*** TASK MATERIAL

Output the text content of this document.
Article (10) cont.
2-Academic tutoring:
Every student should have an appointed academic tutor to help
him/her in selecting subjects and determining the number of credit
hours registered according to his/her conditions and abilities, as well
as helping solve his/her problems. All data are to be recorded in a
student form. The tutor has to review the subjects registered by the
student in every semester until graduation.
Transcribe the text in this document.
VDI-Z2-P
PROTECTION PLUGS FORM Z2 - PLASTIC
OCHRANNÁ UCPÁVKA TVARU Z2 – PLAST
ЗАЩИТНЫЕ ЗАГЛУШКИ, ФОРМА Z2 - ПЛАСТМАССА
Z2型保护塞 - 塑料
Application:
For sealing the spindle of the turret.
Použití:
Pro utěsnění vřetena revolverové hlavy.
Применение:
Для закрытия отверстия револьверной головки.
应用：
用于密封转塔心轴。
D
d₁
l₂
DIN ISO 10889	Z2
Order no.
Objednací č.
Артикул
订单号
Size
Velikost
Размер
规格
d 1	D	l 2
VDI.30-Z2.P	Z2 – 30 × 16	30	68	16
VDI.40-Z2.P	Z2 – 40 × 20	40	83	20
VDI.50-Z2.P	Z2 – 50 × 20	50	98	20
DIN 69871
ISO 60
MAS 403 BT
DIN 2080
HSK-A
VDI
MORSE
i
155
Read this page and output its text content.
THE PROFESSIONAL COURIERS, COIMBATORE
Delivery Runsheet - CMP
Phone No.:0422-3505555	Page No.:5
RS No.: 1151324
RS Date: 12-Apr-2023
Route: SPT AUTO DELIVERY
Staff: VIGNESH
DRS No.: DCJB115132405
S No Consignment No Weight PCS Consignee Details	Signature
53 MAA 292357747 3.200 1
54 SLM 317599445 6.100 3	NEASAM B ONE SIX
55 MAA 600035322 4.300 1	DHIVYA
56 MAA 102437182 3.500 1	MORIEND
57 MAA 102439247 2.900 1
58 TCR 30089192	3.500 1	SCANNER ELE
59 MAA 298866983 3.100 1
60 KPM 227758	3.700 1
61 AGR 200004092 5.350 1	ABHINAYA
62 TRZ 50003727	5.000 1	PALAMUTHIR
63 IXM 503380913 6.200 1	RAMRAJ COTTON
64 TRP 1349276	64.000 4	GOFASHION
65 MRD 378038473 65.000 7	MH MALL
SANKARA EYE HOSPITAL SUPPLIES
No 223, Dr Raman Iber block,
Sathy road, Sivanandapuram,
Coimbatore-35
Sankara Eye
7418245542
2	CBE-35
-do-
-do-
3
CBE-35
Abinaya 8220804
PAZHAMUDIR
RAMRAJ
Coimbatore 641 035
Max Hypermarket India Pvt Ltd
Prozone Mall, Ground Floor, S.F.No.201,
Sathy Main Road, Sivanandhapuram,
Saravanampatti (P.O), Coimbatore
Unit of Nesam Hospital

******

* _GOAL OF THE EXERCISE_
In the listing above, find the line containing "Transcribe the text in this document." and please quote exactly that line through the last one, and no other lines.

* _SOLUTION BELOW_
Transcribe the text in this document.
VDI-Z2-P
PROTECTION PLUGS FORM Z2 - PLASTIC
OCHRANNÁ UCPÁVKA TVARU Z2 – PLAST
ЗАЩИТНЫЕ ЗАГЛУШКИ, ФОРМА Z2 - ПЛАСТМАССА
Z2型保护塞 - 塑料
Application:
For sealing the spindle of the turret.
Použití:
Pro utěsnění vřetena revolverové hlavy.
Применение:
Для закрытия отверстия револьверной головки.
应用：
用于密封转塔心轴。
D
d₁
l₂
DIN ISO 10889	Z2
Order no.
Objednací č.
Артикул
订单号
Size
Velikost
Размер
规格
d 1	D	l 2
VDI.30-Z2.P	Z2 – 30 × 16	30	68	16
VDI.40-Z2.P	Z2 – 40 × 20	40	83	20
VDI.50-Z2.P	Z2 – 50 × 20	50	98	20
DIN 69871
ISO 60
MAS 403 BT
DIN 2080
HSK-A
VDI
MORSE
i
155
Read this page and output its text content.
THE PROFESSIONAL COURIERS, COIMBATORE
Delivery Runsheet - CMP
Phone No.:0422-3505555	Page No.:5
RS No.: 1151324
RS Date: 12-Apr-2023
Route: SPT AUTO DELIVERY
Staff: VIGNESH
DRS No.: DCJB115132405
S No Consignment No Weight PCS Consignee Details	Signature
53 MAA 292357747 3.200 1
54 SLM 317599445 6.100 3	NEASAM B ONE SIX
55 MAA 600035322 4.300 1	DHIVYA
56 MAA 102437182 3.500 1	MORIEND
57 MAA 102439247 2.900 1
58 TCR 30089192	3.500 1	SCANNER ELE
59 MAA 298866983 3.100 1
60 KPM 227758	3.700 1
61 AGR 200004092 5.350 1	ABHINAYA
62 TRZ 50003727	5.000 1	PALAMUTHIR
63 IXM 503380913 6.200 1	RAMRAJ COTTON
64 TRP 1349276	64.000 4	GOFASHION
65 MRD 378038473 65.000 7	MH MALL
SANKARA EYE HOSPITAL SUPPLIES
No 223, Dr Raman Iber block,
Sathy road, Sivanandapuram,
Coimbatore-35
Sankara Eye
7418245542
2	CBE-35
-do-
-do-
3
CBE-35
Abinaya 8220804
PAZHAMUDIR
RAMRAJ
Coimbatore 641 035
Max Hypermarket India Pvt Ltd
Prozone Mall, Ground Floor, S.F.No.201,
Sathy Main Road, Sivanandhapuram,
Saravanampatti (P.O), Coimbatore
Unit of Nesam Hospital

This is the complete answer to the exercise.